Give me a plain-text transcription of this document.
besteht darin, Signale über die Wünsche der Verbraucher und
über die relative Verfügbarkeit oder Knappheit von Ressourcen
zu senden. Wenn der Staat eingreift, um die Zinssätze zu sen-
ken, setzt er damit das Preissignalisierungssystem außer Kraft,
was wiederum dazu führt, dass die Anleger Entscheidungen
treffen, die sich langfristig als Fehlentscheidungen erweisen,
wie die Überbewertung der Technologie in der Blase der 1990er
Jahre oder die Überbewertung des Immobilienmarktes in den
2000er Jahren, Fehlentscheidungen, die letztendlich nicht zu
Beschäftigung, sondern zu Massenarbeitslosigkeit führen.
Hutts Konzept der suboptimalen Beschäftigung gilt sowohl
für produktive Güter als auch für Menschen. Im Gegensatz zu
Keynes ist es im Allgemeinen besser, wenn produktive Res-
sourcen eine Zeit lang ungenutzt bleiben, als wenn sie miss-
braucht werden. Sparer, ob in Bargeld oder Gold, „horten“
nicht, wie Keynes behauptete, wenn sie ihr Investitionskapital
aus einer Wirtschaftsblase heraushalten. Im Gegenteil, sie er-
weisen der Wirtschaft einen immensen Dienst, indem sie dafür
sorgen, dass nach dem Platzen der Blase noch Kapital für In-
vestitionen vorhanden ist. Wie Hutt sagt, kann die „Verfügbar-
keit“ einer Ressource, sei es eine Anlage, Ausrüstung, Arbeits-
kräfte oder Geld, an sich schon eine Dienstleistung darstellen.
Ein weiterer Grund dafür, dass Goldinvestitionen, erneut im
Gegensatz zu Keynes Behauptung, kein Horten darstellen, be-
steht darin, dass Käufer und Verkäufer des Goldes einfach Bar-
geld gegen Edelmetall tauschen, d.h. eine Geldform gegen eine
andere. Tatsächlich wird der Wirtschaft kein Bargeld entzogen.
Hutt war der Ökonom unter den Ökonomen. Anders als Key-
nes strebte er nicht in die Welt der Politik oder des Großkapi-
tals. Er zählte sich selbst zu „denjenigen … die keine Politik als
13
§ §
- **Your objective**
Looking at the records above, say how many lines hold the string "darstellen". Write nothing but the number.

- **Answer to the exercise**
2